* begin *

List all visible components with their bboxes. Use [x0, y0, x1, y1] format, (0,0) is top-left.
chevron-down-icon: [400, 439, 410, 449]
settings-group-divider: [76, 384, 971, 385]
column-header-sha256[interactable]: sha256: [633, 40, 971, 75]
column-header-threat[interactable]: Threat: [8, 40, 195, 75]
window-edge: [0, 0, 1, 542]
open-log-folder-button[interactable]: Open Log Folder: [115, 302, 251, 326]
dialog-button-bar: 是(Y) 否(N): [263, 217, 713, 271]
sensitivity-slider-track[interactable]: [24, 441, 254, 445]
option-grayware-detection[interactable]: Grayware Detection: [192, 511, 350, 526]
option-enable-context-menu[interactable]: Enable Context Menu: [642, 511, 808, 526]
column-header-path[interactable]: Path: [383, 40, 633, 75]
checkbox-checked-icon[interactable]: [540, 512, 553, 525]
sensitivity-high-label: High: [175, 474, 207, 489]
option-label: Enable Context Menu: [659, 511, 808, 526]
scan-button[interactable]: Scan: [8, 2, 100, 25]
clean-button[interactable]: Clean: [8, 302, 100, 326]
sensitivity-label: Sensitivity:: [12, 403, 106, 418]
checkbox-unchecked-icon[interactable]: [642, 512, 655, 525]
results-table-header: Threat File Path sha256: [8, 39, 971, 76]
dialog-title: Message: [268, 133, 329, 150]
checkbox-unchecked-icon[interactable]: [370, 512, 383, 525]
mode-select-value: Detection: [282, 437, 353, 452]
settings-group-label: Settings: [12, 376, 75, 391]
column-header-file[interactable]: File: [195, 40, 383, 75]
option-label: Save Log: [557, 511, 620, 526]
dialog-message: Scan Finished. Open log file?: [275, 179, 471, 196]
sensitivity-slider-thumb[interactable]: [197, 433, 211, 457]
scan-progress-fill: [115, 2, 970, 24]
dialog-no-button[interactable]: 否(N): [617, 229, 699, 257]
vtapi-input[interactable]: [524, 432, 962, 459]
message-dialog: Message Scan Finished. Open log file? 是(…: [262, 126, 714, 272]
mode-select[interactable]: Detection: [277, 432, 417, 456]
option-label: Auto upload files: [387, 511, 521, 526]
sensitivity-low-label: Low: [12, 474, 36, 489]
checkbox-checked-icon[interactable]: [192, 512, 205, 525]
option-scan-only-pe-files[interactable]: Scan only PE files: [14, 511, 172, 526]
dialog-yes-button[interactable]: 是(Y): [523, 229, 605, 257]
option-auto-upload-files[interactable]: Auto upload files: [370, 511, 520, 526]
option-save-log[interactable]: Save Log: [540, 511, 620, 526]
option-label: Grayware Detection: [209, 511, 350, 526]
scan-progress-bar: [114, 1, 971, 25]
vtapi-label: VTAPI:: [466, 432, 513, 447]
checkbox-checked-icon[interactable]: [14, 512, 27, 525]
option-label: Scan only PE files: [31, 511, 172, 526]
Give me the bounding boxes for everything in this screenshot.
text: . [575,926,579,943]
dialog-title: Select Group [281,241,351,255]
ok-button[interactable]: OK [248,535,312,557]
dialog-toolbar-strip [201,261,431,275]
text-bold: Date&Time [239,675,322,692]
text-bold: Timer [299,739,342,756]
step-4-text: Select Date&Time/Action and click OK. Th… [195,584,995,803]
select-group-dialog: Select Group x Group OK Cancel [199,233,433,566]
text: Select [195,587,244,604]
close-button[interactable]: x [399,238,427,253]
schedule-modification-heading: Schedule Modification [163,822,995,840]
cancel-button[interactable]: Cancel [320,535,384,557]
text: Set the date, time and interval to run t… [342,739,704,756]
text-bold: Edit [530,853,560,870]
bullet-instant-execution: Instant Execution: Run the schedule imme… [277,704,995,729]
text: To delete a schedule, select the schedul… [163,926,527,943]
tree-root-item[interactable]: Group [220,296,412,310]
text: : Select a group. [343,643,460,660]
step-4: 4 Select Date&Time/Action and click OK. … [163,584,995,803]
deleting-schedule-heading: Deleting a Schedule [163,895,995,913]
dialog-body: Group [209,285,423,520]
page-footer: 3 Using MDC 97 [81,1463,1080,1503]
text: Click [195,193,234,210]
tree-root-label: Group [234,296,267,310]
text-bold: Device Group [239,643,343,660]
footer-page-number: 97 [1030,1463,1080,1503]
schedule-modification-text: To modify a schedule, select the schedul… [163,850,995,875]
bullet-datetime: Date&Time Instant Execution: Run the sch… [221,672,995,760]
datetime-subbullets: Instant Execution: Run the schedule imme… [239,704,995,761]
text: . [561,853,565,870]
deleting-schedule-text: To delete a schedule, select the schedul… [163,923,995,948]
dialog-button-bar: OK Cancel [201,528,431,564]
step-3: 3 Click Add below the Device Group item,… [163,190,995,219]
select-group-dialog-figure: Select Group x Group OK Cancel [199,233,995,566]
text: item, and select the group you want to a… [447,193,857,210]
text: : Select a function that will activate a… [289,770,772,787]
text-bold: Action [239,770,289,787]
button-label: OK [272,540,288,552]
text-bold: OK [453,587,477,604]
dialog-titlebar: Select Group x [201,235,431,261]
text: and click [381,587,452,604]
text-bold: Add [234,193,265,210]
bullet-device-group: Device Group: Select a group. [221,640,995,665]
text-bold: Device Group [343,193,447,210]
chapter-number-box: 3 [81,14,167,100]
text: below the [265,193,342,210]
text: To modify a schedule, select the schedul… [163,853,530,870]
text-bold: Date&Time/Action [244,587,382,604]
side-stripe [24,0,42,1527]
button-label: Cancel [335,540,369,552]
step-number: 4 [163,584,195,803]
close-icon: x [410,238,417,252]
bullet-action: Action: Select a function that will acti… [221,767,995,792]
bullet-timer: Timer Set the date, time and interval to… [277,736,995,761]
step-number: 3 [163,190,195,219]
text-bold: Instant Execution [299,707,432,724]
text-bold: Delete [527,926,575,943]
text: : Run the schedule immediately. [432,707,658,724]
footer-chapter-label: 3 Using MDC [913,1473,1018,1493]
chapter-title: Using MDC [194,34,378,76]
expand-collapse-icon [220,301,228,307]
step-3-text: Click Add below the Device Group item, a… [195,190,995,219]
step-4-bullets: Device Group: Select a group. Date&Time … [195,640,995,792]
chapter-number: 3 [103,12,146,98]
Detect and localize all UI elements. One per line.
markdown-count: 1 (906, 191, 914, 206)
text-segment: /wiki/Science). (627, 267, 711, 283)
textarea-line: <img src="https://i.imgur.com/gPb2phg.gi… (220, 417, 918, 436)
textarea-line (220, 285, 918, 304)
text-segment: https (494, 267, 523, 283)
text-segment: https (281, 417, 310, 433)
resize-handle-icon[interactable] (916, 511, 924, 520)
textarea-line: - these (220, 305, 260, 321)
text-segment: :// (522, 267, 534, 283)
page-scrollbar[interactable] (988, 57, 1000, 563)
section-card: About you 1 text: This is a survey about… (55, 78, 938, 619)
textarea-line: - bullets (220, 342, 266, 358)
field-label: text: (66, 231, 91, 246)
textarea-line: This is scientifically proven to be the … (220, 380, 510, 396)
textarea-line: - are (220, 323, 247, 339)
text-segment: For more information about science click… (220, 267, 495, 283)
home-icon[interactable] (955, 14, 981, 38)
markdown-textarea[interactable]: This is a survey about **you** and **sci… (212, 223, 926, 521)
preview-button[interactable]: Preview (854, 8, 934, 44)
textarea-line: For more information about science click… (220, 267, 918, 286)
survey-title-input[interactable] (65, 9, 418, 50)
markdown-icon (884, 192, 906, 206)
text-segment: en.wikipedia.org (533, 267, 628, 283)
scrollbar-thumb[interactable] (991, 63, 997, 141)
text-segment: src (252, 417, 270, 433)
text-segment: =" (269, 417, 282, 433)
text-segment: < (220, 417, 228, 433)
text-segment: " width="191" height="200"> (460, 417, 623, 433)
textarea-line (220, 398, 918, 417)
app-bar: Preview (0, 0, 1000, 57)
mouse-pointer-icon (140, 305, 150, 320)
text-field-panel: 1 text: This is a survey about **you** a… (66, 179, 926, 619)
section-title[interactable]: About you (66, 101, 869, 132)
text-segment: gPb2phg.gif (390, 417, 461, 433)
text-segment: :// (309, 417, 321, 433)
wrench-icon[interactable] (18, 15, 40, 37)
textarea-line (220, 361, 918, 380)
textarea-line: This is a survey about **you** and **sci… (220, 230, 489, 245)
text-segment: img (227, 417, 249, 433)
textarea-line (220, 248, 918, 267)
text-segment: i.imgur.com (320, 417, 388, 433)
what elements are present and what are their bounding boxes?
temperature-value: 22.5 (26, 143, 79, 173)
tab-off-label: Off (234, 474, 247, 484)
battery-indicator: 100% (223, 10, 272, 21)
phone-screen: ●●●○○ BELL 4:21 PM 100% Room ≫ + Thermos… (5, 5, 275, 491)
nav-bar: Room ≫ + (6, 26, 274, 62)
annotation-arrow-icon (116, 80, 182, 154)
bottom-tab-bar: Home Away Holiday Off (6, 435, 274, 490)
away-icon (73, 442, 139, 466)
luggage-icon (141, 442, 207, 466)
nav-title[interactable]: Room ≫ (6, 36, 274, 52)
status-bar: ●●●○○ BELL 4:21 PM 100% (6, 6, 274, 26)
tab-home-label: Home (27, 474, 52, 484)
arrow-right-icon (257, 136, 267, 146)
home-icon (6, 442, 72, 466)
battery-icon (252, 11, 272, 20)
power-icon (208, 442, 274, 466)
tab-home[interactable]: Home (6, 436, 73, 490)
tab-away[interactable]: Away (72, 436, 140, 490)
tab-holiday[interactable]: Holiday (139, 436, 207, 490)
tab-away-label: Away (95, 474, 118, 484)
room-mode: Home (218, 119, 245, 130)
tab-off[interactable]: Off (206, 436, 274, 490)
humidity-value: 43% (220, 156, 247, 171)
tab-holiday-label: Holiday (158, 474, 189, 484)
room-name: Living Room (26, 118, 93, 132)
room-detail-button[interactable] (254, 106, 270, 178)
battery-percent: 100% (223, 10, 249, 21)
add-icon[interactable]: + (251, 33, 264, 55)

* end *

◆ **EXERCISE DETAILS**: Copy out the stretch of rows from the first row above through the row containing "open-log-folder-button[interactable]: Open Log", without changing a thing.

◆ **SOLUTION TO THE PROBLEM**:
List all visible components with their bboxes. Use [x0, y0, x1, y1] format, (0,0) is top-left.
chevron-down-icon: [400, 439, 410, 449]
settings-group-divider: [76, 384, 971, 385]
column-header-sha256[interactable]: sha256: [633, 40, 971, 75]
column-header-threat[interactable]: Threat: [8, 40, 195, 75]
window-edge: [0, 0, 1, 542]
open-log-folder-button[interactable]: Open Log Folder: [115, 302, 251, 326]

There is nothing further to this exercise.